Copy every line that holds "Number".

Stored items from a collection:

'''

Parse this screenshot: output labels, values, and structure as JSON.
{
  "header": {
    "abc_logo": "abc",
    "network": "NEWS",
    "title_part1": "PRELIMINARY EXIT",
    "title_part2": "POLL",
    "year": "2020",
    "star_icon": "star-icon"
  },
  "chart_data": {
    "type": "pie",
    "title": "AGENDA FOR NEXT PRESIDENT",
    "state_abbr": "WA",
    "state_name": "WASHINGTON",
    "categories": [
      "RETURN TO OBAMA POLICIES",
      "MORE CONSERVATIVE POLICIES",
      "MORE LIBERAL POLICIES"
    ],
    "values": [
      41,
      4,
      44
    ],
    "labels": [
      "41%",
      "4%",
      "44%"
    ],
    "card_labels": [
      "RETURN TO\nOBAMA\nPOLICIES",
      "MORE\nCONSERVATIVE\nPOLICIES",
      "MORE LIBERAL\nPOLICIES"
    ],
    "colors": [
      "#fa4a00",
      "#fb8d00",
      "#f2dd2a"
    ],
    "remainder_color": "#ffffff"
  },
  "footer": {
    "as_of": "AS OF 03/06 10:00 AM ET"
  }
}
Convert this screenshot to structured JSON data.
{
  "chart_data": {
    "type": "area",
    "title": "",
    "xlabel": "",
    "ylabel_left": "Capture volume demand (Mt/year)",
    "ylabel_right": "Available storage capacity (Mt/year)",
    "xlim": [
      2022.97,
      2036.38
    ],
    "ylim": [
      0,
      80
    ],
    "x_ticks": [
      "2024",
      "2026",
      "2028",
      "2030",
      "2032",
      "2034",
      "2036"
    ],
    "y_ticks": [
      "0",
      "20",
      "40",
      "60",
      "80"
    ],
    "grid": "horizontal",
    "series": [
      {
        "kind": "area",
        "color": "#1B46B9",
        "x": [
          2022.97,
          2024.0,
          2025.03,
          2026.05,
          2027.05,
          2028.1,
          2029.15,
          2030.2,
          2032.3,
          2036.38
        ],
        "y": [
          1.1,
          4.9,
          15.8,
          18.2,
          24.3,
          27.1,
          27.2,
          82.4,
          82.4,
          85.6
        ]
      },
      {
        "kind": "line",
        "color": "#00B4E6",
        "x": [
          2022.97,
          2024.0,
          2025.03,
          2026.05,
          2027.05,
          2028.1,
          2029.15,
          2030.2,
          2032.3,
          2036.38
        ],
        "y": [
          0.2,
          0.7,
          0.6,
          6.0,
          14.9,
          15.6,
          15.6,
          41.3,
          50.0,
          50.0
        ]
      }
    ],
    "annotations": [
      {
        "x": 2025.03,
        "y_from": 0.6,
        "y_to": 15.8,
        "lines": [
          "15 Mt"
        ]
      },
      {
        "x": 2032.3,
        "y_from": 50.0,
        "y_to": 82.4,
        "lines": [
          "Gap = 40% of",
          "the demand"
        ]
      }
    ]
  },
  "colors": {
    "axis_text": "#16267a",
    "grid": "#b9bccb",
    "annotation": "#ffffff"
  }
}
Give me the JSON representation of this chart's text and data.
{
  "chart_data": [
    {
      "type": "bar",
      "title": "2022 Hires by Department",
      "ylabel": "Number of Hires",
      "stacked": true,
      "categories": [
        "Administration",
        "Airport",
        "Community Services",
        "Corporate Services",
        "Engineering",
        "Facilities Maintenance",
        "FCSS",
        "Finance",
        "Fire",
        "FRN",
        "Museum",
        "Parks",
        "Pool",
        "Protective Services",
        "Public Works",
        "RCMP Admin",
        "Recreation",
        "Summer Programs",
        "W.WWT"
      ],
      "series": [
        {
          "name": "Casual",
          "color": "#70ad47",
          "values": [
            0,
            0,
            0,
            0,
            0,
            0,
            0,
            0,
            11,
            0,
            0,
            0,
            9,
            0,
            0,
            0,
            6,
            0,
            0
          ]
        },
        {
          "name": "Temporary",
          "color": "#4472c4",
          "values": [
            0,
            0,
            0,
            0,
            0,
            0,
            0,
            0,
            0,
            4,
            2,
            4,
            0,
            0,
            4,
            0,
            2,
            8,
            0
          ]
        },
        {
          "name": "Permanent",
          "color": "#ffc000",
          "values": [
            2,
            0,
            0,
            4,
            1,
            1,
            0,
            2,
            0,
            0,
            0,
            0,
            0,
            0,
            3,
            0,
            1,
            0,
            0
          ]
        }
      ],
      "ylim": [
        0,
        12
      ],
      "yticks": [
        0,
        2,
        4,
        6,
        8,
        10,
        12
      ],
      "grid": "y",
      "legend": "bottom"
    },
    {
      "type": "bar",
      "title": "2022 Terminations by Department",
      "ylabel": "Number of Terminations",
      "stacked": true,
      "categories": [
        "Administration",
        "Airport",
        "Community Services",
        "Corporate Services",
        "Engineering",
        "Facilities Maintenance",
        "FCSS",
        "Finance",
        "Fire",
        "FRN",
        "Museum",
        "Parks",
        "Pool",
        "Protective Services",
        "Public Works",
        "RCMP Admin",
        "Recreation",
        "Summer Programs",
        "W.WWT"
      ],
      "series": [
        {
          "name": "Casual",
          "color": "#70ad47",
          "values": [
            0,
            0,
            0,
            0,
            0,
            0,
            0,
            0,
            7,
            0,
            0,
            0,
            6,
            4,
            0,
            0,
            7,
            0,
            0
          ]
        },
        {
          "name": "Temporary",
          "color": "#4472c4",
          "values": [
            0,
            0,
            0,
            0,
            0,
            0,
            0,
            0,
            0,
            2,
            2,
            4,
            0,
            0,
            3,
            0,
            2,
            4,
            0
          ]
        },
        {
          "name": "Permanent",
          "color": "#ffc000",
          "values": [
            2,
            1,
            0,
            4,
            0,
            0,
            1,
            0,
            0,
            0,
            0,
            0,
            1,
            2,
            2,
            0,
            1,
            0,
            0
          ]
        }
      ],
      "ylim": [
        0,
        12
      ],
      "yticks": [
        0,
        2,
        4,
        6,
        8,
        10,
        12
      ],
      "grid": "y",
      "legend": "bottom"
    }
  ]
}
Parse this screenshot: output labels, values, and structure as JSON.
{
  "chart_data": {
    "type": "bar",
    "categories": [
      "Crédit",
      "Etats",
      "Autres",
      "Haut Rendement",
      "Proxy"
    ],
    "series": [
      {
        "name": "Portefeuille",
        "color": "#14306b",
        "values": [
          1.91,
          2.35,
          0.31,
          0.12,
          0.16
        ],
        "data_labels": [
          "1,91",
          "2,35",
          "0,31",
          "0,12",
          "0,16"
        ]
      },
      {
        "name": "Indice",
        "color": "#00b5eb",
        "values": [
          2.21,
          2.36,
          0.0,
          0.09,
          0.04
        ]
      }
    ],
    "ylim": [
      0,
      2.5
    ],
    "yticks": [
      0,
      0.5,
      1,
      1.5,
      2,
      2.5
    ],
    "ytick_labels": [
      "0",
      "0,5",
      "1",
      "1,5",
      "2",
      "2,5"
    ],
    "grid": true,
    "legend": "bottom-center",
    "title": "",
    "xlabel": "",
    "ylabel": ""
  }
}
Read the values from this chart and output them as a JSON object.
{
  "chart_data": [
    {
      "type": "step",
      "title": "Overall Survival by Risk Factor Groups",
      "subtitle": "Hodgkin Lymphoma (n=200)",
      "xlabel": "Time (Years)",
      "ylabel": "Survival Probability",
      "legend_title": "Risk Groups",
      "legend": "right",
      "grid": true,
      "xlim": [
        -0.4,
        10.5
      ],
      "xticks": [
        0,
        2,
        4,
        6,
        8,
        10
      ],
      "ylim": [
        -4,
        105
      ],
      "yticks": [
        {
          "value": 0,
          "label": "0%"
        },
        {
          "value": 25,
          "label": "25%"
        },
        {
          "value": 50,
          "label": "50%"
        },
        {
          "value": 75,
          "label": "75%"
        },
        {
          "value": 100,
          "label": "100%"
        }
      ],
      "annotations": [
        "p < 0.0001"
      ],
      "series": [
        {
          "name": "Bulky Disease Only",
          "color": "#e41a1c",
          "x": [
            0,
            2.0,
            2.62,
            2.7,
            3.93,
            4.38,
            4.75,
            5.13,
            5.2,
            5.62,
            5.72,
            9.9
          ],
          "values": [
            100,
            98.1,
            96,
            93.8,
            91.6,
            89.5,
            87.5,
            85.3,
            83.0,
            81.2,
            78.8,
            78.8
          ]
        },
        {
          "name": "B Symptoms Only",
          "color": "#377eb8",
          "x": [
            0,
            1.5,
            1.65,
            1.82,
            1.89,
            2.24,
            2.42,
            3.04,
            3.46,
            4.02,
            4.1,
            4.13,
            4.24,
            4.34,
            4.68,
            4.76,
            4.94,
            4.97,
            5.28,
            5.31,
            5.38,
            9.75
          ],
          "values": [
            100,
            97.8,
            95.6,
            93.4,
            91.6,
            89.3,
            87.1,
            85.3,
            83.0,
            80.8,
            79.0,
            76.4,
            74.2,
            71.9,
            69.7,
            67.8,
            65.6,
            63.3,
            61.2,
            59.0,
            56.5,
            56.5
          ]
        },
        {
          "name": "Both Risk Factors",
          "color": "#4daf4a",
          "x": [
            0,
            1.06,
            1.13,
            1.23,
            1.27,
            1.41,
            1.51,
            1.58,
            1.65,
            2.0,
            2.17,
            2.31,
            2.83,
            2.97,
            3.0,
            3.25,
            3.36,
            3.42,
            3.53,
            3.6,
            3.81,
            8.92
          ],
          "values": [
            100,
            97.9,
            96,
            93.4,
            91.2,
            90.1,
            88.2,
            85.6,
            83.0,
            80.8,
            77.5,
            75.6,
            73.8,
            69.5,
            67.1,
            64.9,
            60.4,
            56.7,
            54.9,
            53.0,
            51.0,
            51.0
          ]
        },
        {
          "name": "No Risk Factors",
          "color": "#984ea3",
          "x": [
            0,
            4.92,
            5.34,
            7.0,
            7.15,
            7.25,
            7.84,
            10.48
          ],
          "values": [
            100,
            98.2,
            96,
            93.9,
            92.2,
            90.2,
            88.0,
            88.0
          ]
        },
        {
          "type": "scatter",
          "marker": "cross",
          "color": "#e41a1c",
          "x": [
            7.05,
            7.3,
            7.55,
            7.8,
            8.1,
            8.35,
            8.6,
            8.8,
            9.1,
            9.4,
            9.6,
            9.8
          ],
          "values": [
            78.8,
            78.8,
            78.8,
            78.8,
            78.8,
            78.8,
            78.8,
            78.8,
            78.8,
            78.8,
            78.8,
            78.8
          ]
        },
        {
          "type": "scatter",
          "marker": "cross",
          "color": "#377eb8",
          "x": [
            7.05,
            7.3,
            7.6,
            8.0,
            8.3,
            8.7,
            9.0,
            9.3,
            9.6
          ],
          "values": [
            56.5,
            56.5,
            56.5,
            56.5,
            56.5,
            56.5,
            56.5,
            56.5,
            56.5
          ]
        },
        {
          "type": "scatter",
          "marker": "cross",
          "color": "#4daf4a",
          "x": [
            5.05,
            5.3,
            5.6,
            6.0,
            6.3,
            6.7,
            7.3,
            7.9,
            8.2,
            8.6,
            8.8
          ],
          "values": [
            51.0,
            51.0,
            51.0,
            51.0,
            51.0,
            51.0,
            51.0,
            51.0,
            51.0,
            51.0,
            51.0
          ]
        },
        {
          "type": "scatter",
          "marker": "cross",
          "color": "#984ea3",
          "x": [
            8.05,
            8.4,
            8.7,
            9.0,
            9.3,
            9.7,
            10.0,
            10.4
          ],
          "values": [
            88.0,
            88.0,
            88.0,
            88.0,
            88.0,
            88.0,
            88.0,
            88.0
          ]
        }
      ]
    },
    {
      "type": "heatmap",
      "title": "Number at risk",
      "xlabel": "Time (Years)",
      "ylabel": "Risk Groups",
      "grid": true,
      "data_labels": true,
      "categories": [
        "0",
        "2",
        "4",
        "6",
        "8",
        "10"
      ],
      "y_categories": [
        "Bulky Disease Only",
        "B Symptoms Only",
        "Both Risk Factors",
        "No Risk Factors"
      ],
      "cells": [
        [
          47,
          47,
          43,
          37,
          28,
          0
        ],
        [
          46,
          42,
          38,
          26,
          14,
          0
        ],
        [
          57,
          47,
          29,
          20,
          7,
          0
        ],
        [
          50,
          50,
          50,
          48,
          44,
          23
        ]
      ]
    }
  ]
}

'''

# RESPONSE TO THE EXERCISE
      "ylabel": "Number of Hires",
      "ylabel": "Number of Terminations",
      "title": "Number at risk",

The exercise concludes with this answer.